** Exercise aim **
From the entries that follow, list every line in which the string "プログラミング" appears.

** Collected data **
○ ○ ○ ○ ○ ○ ○

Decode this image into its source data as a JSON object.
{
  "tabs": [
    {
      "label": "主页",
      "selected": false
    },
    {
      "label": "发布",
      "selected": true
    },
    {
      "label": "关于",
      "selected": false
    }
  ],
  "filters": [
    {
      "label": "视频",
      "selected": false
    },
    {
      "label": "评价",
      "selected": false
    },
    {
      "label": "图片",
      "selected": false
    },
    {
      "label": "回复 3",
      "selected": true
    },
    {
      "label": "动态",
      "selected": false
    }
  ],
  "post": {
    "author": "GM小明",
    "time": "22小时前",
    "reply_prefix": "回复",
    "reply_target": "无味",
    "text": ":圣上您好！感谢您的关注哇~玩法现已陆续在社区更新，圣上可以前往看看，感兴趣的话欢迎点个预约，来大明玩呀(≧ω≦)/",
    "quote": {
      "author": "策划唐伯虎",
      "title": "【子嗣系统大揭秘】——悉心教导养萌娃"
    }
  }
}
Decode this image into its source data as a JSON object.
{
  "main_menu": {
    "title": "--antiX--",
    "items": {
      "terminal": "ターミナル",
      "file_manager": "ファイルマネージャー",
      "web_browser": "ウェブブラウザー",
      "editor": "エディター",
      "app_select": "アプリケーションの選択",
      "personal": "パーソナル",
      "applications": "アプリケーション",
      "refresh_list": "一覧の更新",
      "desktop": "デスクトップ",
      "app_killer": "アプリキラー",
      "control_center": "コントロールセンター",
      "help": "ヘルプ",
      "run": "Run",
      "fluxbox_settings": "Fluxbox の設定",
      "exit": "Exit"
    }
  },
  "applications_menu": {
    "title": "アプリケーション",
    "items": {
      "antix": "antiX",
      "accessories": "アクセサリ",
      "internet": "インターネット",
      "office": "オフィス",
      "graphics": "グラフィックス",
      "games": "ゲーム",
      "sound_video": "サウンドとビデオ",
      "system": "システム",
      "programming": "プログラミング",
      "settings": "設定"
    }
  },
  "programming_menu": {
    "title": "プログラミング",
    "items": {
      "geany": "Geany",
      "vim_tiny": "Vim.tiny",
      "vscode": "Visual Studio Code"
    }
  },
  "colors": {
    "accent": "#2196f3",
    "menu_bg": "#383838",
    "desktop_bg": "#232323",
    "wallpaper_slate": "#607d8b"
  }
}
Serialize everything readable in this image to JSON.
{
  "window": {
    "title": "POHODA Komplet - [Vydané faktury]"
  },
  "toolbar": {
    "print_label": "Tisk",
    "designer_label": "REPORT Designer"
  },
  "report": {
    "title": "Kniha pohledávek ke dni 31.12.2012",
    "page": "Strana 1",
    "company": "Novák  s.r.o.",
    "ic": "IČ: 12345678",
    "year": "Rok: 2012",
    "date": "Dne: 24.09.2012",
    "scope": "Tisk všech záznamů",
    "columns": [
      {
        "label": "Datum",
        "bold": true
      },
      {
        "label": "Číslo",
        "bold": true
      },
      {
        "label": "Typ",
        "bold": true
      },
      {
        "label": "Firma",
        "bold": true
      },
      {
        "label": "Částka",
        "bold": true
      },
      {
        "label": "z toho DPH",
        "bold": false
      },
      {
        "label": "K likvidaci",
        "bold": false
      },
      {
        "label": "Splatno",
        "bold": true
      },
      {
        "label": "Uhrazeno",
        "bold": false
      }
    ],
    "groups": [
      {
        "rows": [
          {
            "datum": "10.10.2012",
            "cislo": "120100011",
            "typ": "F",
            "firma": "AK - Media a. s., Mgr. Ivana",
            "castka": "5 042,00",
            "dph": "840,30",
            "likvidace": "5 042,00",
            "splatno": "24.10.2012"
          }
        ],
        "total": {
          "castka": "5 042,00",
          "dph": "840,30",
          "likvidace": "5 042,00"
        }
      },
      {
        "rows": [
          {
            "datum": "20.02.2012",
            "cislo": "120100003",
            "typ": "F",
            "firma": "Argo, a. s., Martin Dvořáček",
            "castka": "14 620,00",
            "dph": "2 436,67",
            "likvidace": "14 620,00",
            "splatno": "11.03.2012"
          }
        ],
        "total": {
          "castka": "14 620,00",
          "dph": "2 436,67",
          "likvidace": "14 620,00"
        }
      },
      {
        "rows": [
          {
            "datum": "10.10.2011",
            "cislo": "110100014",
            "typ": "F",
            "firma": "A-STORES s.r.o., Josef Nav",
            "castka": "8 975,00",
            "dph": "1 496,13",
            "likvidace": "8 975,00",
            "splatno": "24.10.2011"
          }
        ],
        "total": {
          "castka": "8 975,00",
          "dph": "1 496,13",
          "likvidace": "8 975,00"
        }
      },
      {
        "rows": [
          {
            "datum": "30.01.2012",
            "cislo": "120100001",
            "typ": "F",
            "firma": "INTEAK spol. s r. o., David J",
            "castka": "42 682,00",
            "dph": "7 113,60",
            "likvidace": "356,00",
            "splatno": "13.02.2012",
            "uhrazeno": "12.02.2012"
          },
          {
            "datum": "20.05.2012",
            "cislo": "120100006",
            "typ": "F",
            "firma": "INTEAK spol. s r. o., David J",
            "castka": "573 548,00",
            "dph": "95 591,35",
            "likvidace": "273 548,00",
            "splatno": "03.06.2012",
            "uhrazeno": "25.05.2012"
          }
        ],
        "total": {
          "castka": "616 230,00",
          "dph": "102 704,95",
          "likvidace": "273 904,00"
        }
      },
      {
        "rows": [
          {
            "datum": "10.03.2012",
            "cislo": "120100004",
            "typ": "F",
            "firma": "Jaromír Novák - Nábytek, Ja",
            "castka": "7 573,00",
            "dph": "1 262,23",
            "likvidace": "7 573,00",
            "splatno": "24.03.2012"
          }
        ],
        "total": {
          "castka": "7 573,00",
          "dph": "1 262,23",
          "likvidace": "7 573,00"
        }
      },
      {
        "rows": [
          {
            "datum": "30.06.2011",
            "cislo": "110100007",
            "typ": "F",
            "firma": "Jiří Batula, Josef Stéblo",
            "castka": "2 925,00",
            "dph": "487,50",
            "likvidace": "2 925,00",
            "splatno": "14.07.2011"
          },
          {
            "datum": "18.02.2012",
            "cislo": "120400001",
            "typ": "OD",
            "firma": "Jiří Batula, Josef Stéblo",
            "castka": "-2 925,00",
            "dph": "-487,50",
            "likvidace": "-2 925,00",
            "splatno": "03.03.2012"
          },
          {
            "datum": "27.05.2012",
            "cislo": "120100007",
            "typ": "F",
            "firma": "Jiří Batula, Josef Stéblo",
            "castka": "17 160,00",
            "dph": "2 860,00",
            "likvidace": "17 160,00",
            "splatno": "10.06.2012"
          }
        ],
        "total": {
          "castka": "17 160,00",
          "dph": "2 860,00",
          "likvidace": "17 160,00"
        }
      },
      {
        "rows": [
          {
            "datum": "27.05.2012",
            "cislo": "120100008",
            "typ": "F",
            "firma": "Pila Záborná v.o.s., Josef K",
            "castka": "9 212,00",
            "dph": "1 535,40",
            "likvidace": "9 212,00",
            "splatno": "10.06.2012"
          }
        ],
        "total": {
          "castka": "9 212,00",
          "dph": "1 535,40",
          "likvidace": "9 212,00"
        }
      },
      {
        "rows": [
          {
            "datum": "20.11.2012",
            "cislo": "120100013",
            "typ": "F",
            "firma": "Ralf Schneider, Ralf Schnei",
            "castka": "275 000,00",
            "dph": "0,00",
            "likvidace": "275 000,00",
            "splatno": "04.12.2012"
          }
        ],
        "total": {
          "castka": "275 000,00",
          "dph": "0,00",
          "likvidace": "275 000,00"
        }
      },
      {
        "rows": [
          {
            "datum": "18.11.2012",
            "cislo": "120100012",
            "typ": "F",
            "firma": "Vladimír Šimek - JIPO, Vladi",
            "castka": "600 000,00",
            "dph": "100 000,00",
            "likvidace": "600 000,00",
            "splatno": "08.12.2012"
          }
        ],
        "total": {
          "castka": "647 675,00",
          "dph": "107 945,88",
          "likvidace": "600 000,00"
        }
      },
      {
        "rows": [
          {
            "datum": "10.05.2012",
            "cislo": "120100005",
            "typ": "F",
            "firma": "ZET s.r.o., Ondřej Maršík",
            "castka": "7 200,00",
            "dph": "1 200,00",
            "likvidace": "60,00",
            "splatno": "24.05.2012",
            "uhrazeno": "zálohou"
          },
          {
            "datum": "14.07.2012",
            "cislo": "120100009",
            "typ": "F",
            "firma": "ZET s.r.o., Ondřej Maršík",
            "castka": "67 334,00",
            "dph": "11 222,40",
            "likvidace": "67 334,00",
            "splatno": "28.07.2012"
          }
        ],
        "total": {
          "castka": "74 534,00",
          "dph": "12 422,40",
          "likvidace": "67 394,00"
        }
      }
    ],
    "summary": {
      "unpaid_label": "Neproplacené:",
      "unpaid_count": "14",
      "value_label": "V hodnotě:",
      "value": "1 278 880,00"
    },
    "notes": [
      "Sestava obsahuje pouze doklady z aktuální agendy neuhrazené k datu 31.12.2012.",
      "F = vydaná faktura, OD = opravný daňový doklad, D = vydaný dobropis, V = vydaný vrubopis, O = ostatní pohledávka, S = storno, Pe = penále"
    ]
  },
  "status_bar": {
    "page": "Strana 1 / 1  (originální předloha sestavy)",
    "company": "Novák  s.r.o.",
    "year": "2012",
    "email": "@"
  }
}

○ ○ ○ ○ ○ ○ ○

** Exercise answer **
      "programming": "プログラミング",
    "title": "プログラミング",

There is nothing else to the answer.